Keep only those lines of the records that include the string "BASIX".

> Data listing:
▼

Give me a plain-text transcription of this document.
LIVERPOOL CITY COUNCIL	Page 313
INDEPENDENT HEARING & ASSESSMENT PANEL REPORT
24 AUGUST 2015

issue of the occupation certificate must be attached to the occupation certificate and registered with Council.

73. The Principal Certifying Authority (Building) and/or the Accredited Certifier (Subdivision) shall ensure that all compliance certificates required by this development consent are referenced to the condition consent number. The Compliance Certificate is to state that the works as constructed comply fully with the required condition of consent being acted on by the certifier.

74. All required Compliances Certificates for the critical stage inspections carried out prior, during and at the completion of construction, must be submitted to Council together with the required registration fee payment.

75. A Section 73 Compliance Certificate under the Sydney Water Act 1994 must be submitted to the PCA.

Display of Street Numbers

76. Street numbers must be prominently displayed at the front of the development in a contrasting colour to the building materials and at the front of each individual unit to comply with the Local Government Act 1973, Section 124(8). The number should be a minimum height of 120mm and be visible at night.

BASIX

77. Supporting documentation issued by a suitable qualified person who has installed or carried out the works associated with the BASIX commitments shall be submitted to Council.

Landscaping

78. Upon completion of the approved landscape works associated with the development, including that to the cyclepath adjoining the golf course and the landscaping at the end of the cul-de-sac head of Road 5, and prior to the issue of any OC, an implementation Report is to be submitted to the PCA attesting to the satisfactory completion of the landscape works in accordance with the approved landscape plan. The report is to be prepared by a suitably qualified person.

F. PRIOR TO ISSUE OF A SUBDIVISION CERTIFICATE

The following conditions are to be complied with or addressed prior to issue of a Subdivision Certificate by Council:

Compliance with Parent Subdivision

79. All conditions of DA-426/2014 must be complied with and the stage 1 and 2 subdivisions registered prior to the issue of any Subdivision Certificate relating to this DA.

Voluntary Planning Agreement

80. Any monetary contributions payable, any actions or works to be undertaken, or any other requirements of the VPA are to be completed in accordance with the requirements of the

▲

> Task solution:
BASIX
77. Supporting documentation issued by a suitable qualified person who has installed or carried out the works associated with the BASIX commitments shall be submitted to Council.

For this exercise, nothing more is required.